Category Archives: Life Hacks

The Music Of Conversation

I had the great fortune of attending the Web2Open (the unconference portion of Web2.0Expo, organized by the incomparable Whitney Hoffman) this past week. Sharing space with some of the smartest and loveliest people I know (and some that I just met) is a rare treat.  Being able to interact with people who share passions and are totally supportive of each other is one of the true soul-nourishing activities in life.

Taking a moment to sit back and appreciate the situation got me thinking about how any great conversation amongst engaged people, regardless of the subject or the context, has a musical quality to it.  It ebbs and flows, gets louder and quieter, sometimes there’s silence and sometimes there’s cacophony.

You can recognize aspects of certain genres of music within every communication.  Sometimes the bombast of opera rules, sometimes the polite and delicate nature of baroque, sometimes the high-energy groove of AC/DC.  Of all the options, the style that provides the most joy by far (for me at least) is jazz. Let me explain.

● Instruction 1
In the entries, from their start through the line containing "text-line: niera di", change "catchword" to "catch-word" and leave everything else as it is. Give back only that stretch.

● Records for the task
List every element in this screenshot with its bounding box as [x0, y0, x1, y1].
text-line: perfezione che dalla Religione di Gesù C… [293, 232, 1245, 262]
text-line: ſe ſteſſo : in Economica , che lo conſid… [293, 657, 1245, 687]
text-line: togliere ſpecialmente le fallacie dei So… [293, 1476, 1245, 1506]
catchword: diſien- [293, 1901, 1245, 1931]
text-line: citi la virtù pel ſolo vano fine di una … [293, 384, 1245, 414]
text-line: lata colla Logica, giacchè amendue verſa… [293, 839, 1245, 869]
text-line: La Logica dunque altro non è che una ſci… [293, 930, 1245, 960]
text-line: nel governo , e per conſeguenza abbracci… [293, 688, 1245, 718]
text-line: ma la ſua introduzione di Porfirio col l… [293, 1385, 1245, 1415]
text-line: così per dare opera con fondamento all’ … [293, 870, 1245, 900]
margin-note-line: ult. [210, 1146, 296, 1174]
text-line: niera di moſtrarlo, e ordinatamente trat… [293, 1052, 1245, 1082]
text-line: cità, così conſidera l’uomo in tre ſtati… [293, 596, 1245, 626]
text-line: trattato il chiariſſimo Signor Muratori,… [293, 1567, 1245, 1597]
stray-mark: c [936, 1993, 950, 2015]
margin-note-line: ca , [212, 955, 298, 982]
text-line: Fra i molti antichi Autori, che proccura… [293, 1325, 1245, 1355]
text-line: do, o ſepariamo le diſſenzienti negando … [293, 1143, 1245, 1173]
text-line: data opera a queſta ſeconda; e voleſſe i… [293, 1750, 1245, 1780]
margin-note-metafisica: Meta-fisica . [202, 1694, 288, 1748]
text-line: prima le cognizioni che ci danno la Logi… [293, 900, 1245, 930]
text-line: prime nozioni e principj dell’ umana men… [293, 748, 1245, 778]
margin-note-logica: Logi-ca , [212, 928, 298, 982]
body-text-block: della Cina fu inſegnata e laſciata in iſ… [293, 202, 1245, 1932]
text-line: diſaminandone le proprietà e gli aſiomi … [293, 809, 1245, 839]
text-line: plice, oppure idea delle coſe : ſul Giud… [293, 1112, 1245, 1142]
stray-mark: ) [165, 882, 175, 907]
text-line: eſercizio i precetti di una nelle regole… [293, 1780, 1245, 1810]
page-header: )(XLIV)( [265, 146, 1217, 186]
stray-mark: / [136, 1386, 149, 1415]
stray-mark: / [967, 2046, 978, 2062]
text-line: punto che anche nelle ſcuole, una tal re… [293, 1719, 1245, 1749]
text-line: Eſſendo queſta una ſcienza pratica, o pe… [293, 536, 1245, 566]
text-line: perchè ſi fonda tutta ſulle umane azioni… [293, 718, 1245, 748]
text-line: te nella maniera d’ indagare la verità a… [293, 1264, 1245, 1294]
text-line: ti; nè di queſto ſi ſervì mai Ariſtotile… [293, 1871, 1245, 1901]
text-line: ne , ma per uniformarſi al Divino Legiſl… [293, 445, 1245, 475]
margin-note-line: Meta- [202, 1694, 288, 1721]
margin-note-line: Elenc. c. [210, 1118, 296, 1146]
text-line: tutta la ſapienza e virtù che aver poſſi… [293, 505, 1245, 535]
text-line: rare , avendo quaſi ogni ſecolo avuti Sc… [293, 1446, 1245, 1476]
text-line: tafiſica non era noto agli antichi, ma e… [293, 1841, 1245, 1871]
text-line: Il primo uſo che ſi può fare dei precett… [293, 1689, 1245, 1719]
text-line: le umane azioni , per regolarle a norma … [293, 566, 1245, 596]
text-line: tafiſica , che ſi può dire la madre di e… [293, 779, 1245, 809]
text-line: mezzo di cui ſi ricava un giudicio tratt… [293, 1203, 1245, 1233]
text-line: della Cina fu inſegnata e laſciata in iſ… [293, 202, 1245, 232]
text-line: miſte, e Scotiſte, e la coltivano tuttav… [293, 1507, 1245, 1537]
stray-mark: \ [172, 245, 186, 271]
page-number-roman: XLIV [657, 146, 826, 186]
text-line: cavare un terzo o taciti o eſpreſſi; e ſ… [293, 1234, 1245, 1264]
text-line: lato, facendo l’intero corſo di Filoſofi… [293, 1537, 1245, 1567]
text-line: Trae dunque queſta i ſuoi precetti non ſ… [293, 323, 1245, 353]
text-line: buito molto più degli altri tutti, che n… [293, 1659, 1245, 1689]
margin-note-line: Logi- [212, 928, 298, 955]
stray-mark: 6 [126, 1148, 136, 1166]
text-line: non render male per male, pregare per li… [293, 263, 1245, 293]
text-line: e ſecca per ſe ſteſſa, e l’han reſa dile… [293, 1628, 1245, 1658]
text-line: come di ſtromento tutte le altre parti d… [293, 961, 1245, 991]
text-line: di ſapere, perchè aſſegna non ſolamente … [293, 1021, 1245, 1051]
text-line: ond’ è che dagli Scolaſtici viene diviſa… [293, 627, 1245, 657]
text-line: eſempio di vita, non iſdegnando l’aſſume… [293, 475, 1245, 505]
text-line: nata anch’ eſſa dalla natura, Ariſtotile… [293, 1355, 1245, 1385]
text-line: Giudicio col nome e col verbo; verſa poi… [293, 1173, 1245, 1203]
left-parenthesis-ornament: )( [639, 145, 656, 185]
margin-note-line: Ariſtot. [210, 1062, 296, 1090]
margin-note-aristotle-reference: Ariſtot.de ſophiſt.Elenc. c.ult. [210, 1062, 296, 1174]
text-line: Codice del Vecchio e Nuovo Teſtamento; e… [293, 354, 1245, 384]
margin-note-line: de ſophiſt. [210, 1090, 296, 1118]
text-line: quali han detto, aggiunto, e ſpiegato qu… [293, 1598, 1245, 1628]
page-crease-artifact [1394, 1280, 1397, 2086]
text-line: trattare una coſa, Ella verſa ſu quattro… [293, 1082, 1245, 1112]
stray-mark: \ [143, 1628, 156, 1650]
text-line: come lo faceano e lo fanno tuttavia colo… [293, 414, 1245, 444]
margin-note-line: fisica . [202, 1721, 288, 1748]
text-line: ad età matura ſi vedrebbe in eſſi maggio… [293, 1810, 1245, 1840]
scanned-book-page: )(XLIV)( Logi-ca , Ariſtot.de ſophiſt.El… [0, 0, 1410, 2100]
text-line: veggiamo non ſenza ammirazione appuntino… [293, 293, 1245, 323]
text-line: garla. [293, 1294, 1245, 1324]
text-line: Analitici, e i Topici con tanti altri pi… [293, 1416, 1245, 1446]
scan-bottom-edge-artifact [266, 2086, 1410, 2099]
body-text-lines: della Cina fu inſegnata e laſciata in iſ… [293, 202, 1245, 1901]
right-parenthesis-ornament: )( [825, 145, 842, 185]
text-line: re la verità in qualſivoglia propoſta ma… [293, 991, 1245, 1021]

● Instruction 2
According to the post about the music of conversation, who organized Web2Open?

● Correct response 1
List every element in this screenshot with its bounding box as [x0, y0, x1, y1].
text-line: perfezione che dalla Religione di Gesù C… [293, 232, 1245, 262]
text-line: ſe ſteſſo : in Economica , che lo conſid… [293, 657, 1245, 687]
text-line: togliere ſpecialmente le fallacie dei So… [293, 1476, 1245, 1506]
catch-word: diſien- [293, 1901, 1245, 1931]
text-line: citi la virtù pel ſolo vano fine di una … [293, 384, 1245, 414]
text-line: lata colla Logica, giacchè amendue verſa… [293, 839, 1245, 869]
text-line: La Logica dunque altro non è che una ſci… [293, 930, 1245, 960]
text-line: nel governo , e per conſeguenza abbracci… [293, 688, 1245, 718]
text-line: ma la ſua introduzione di Porfirio col l… [293, 1385, 1245, 1415]
text-line: così per dare opera con fondamento all’ … [293, 870, 1245, 900]
margin-note-line: ult. [210, 1146, 296, 1174]
text-line: niera di moſtrarlo, e ordinatamente trat… [293, 1052, 1245, 1082]

● Correct response 2
Whitney Hoffman